▶ **Zu erledigen**:
a: Ab welchem Datum übernimmt Österreich laut dem Textauszug den EU-Ratsvorsitz?
b: Schreib aus dem Textauszug genau ab, was mit „Bundeskanzler Sebastian Kurz redet“ anfängt und bis einschließlich „der EU unterzubringen.“ weitergeht.

━━ Textauszug ━━

Die Migrationsströme reißen nicht ab! Während in Deutschland wegen der Einwanderungspolitik zwischen Kanzlerin Merkel (CDU) und Innenminister Seehofer (CSU) ein offener Konflikt ausgebrochen ist, ist die Regierung in Wien dabei den Bevölkerungsaustausch energisch entgegenzuwirken.

Bundeskanzler Sebastian Kurz redet auch im Ausland, wie Zuhause und macht, wo immer er auch Auftritt, klar, dass die europäische Flüchtlingspolitik gescheitert ist. So darf es nicht mehr weitergehen. Im Wesentlichen stellt Kurz drei Forderungen:

● Nicht jeder, der irgendwo in der Welt unter Verfolgung leidet, soll in Europa Asyl beantragen können.
● „Flüchtlinge“ gilt es in Lager außerhalb der EU unterzubringen.
● EU-Marine-Einheiten sollen Schlepperboote mit illegalen Migranten vorzeitig abfangen und zurückbringen, sodass sie erst gar nicht in Europa an Land gehen können.

Eine klarere Linie vertritt kein europäischer Spitzenpolitiker.

Österreichs EU-Ratsvorsitz als Chance

Deshalb ist es gut, dass ab 1. Juli 2018 Österreich den EU-Ratsvorsitz übernimmt. Auch wenn die österreichische Bundesregierung nicht alles umsetzten wird können, so dürfen wir dennoch ganz neue Weichenstellungen bei der Migrationspolitik erwarten. Denn eines ist klar:

Gelingt uns in dieser Frage kein Umkehrschub, das heißt, die Immigration jetzt zu stoppen, dann wird Europa in dieser Form nicht überleben können.

Der Historiker und Autor Douglas Murray bringt es auf den Punkt: (…) „Wenn wir die ganze Welt importieren, importieren wir auch die Probleme der ganzen Welt!“

Ganz im Gegensatz zu seinen Vorgängern: Bundeskanzler Sebastian Kurz und Vizekanzler Heinz-Christian Strache verstehen das und lassen ihren Worten Taten folgen.

Und das ist gut für Österreich und für Europa.

Jahn J Kassl

 

PS: Die Angst dieser Bundesregierung vor mehr direkter Demokratie, die Entscheidung für CETA oder jetzt der 12 Stunden Arbeitstag, das enttäuscht viele Menschen – auch die, die ÖVP und FPÖ gewählt haben. Solange aber die Migrationsfrage die Tagespolitik und unsere Zukunft bestimmt, ist diese Regierung, nach jetzigem Stand der Dinge und vor allem nach dem Zustand der Opposition, „alternativlos.“

PPS: Dieser Beitrag erging in leicht gekürzter Version als Leserbrief an sämtliche Spitzenpolitiker in Österreich sowie an Printmedien in Deutschland, Österreich und der Schweiz.

PPPS: Dieser Beitrag stellt ausschließlich die Wahrnehmung des Autors dar. Er muss nicht zwangsläufig die Meinung des Verlags oder das Meinungsspektrum von Verlagsmitarbeitern wiedergeben.

━━━
━━ Datenauszüge ━━

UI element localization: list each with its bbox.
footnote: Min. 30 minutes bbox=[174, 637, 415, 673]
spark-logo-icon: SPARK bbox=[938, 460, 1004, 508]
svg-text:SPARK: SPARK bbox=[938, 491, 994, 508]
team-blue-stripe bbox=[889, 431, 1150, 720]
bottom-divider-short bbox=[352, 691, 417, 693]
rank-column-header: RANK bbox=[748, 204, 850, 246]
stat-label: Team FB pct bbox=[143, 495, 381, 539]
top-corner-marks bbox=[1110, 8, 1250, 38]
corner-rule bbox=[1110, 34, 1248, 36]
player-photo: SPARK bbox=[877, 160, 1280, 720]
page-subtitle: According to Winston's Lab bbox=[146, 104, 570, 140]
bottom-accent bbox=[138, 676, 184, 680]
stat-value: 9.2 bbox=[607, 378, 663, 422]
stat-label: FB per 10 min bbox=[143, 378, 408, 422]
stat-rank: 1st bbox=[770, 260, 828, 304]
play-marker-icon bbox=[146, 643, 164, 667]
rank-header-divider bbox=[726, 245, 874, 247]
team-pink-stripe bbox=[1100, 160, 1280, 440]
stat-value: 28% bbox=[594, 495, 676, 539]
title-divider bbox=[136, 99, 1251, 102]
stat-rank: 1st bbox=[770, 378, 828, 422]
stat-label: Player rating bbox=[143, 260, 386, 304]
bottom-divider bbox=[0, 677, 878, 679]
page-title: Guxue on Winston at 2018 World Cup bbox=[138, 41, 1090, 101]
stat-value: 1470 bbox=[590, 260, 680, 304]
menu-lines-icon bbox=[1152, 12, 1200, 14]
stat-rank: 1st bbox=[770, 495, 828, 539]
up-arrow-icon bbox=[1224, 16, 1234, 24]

━━━

▶ **Antworten**:
a: Ab dem 1. Juli 2018.

b:
Bundeskanzler Sebastian Kurz redet auch im Ausland, wie Zuhause und macht, wo immer er auch Auftritt, klar, dass die europäische Flüchtlingspolitik gescheitert ist. So darf es nicht mehr weitergehen. Im Wesentlichen stellt Kurz drei Forderungen:

● Nicht jeder, der irgendwo in der Welt unter Verfolgung leidet, soll in Europa Asyl beantragen können.
● „Flüchtlinge“ gilt es in Lager außerhalb der EU unterzubringen.